EXERCISE ▸
Retype, without alteration, each line from the line containing "What text is on this page?" to the final line of the records.

THE RECORDS ▸
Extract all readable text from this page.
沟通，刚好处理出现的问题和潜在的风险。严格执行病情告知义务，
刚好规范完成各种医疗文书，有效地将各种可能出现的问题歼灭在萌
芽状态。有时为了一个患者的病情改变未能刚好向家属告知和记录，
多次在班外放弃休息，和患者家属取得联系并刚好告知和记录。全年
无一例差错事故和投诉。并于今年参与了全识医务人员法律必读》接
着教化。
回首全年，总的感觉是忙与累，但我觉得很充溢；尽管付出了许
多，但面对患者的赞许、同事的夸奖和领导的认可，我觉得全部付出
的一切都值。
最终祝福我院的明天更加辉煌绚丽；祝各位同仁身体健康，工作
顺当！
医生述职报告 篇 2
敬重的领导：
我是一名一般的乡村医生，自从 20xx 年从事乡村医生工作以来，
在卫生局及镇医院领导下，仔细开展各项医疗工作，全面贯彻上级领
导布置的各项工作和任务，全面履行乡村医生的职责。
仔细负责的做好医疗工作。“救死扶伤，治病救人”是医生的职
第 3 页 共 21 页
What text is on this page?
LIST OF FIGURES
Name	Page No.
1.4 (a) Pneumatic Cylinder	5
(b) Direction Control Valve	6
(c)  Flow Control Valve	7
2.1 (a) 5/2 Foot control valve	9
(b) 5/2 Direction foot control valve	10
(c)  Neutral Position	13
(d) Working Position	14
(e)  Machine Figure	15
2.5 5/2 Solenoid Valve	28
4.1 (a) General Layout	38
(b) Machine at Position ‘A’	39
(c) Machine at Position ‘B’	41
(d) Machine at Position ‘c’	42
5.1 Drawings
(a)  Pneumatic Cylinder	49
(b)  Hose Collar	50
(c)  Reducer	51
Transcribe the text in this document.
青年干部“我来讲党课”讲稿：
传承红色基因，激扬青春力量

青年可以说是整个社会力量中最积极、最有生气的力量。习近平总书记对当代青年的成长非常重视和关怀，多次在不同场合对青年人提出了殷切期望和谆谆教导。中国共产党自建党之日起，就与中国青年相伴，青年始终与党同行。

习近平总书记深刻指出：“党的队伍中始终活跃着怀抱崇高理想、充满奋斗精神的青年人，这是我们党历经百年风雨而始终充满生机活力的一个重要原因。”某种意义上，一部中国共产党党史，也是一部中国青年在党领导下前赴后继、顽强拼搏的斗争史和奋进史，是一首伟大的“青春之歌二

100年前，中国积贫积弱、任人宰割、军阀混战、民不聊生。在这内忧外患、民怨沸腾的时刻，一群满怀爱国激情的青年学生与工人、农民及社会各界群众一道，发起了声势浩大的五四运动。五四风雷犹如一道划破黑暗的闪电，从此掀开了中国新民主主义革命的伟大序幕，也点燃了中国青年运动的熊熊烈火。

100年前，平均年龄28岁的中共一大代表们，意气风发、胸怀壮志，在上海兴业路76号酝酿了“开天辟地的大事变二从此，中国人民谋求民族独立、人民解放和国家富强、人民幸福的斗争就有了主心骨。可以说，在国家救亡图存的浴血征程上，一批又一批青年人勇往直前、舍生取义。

TASK OUTPUT ▸
What text is on this page?
LIST OF FIGURES
Name	Page No.
1.4 (a) Pneumatic Cylinder	5
(b) Direction Control Valve	6
(c)  Flow Control Valve	7
2.1 (a) 5/2 Foot control valve	9
(b) 5/2 Direction foot control valve	10
(c)  Neutral Position	13
(d) Working Position	14
(e)  Machine Figure	15
2.5 5/2 Solenoid Valve	28
4.1 (a) General Layout	38
(b) Machine at Position ‘A’	39
(c) Machine at Position ‘B’	41
(d) Machine at Position ‘c’	42
5.1 Drawings
(a)  Pneumatic Cylinder	49
(b)  Hose Collar	50
(c)  Reducer	51
Transcribe the text in this document.
青年干部“我来讲党课”讲稿：
传承红色基因，激扬青春力量

青年可以说是整个社会力量中最积极、最有生气的力量。习近平总书记对当代青年的成长非常重视和关怀，多次在不同场合对青年人提出了殷切期望和谆谆教导。中国共产党自建党之日起，就与中国青年相伴，青年始终与党同行。

习近平总书记深刻指出：“党的队伍中始终活跃着怀抱崇高理想、充满奋斗精神的青年人，这是我们党历经百年风雨而始终充满生机活力的一个重要原因。”某种意义上，一部中国共产党党史，也是一部中国青年在党领导下前赴后继、顽强拼搏的斗争史和奋进史，是一首伟大的“青春之歌二

100年前，中国积贫积弱、任人宰割、军阀混战、民不聊生。在这内忧外患、民怨沸腾的时刻，一群满怀爱国激情的青年学生与工人、农民及社会各界群众一道，发起了声势浩大的五四运动。五四风雷犹如一道划破黑暗的闪电，从此掀开了中国新民主主义革命的伟大序幕，也点燃了中国青年运动的熊熊烈火。

100年前，平均年龄28岁的中共一大代表们，意气风发、胸怀壮志，在上海兴业路76号酝酿了“开天辟地的大事变二从此，中国人民谋求民族独立、人民解放和国家富强、人民幸福的斗争就有了主心骨。可以说，在国家救亡图存的浴血征程上，一批又一批青年人勇往直前、舍生取义。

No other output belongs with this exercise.